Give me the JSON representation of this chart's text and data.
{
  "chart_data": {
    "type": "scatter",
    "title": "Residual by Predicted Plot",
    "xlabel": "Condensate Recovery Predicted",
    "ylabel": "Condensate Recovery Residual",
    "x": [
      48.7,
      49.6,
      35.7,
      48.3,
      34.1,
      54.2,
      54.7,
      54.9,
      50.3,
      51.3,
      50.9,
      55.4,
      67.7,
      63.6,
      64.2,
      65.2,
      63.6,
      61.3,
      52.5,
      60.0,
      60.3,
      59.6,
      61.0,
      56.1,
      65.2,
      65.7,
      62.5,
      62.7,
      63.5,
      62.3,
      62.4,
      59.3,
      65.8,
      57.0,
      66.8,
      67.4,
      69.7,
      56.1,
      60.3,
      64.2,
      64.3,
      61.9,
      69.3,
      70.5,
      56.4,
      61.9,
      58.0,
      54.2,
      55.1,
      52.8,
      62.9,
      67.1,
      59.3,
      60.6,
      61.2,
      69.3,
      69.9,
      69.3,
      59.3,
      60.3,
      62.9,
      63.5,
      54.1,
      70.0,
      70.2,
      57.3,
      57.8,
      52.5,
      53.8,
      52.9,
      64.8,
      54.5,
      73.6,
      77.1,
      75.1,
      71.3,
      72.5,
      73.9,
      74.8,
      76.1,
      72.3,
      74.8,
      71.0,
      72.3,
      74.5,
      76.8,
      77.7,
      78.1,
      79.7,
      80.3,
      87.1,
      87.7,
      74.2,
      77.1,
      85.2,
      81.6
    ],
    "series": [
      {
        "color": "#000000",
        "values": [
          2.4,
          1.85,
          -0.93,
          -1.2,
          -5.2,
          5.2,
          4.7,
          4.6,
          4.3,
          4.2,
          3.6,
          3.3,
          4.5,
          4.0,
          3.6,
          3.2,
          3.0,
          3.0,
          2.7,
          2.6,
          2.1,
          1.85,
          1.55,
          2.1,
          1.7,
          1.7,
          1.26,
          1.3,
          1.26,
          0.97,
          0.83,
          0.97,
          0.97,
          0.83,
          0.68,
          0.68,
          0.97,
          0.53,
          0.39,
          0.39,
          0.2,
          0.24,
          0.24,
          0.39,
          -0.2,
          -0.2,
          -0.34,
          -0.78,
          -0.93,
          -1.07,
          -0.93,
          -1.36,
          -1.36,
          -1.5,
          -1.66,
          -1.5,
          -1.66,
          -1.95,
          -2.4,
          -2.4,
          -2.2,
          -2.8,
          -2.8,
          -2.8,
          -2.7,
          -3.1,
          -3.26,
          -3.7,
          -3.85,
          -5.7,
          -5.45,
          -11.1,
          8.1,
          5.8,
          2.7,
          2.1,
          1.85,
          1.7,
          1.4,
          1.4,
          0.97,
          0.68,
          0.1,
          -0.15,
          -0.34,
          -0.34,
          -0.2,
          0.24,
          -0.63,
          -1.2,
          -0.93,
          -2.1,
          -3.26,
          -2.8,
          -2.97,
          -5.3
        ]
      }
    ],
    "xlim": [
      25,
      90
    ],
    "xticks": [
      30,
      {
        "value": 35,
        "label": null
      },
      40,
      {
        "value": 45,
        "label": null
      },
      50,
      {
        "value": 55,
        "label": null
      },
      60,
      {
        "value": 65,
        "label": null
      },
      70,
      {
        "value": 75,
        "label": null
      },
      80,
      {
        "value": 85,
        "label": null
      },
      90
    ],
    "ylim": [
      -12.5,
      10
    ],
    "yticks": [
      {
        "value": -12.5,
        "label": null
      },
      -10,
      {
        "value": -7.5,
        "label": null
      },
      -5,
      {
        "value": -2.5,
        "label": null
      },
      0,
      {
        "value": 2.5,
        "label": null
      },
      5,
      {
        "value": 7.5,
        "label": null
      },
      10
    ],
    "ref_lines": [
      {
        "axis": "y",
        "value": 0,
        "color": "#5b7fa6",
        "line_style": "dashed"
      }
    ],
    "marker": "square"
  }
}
______
All of the lines above must be returned exactly.

Give me the JSON representation of this chart's text and data.
{
  "chart_data": {
    "type": "scatter",
    "title": "Residual by Predicted Plot",
    "xlabel": "Condensate Recovery Predicted",
    "ylabel": "Condensate Recovery Residual",
    "x": [
      48.7,
      49.6,
      35.7,
      48.3,
      34.1,
      54.2,
      54.7,
      54.9,
      50.3,
      51.3,
      50.9,
      55.4,
      67.7,
      63.6,
      64.2,
      65.2,
      63.6,
      61.3,
      52.5,
      60.0,
      60.3,
      59.6,
      61.0,
      56.1,
      65.2,
      65.7,
      62.5,
      62.7,
      63.5,
      62.3,
      62.4,
      59.3,
      65.8,
      57.0,
      66.8,
      67.4,
      69.7,
      56.1,
      60.3,
      64.2,
      64.3,
      61.9,
      69.3,
      70.5,
      56.4,
      61.9,
      58.0,
      54.2,
      55.1,
      52.8,
      62.9,
      67.1,
      59.3,
      60.6,
      61.2,
      69.3,
      69.9,
      69.3,
      59.3,
      60.3,
      62.9,
      63.5,
      54.1,
      70.0,
      70.2,
      57.3,
      57.8,
      52.5,
      53.8,
      52.9,
      64.8,
      54.5,
      73.6,
      77.1,
      75.1,
      71.3,
      72.5,
      73.9,
      74.8,
      76.1,
      72.3,
      74.8,
      71.0,
      72.3,
      74.5,
      76.8,
      77.7,
      78.1,
      79.7,
      80.3,
      87.1,
      87.7,
      74.2,
      77.1,
      85.2,
      81.6
    ],
    "series": [
      {
        "color": "#000000",
        "values": [
          2.4,
          1.85,
          -0.93,
          -1.2,
          -5.2,
          5.2,
          4.7,
          4.6,
          4.3,
          4.2,
          3.6,
          3.3,
          4.5,
          4.0,
          3.6,
          3.2,
          3.0,
          3.0,
          2.7,
          2.6,
          2.1,
          1.85,
          1.55,
          2.1,
          1.7,
          1.7,
          1.26,
          1.3,
          1.26,
          0.97,
          0.83,
          0.97,
          0.97,
          0.83,
          0.68,
          0.68,
          0.97,
          0.53,
          0.39,
          0.39,
          0.2,
          0.24,
          0.24,
          0.39,
          -0.2,
          -0.2,
          -0.34,
          -0.78,
          -0.93,
          -1.07,
          -0.93,
          -1.36,
          -1.36,
          -1.5,
          -1.66,
          -1.5,
          -1.66,
          -1.95,
          -2.4,
          -2.4,
          -2.2,
          -2.8,
          -2.8,
          -2.8,
          -2.7,
          -3.1,
          -3.26,
          -3.7,
          -3.85,
          -5.7,
          -5.45,
          -11.1,
          8.1,
          5.8,
          2.7,
          2.1,
          1.85,
          1.7,
          1.4,
          1.4,
          0.97,
          0.68,
          0.1,
          -0.15,
          -0.34,
          -0.34,
          -0.2,
          0.24,
          -0.63,
          -1.2,
          -0.93,
          -2.1,
          -3.26,
          -2.8,
          -2.97,
          -5.3
        ]
      }
    ],
    "xlim": [
      25,
      90
    ],
    "xticks": [
      30,
      {
        "value": 35,
        "label": null
      },
      40,
      {
        "value": 45,
        "label": null
      },
      50,
      {
        "value": 55,
        "label": null
      },
      60,
      {
        "value": 65,
        "label": null
      },
      70,
      {
        "value": 75,
        "label": null
      },
      80,
      {
        "value": 85,
        "label": null
      },
      90
    ],
    "ylim": [
      -12.5,
      10
    ],
    "yticks": [
      {
        "value": -12.5,
        "label": null
      },
      -10,
      {
        "value": -7.5,
        "label": null
      },
      -5,
      {
        "value": -2.5,
        "label": null
      },
      0,
      {
        "value": 2.5,
        "label": null
      },
      5,
      {
        "value": 7.5,
        "label": null
      },
      10
    ],
    "ref_lines": [
      {
        "axis": "y",
        "value": 0,
        "color": "#5b7fa6",
        "line_style": "dashed"
      }
    ],
    "marker": "square"
  }
}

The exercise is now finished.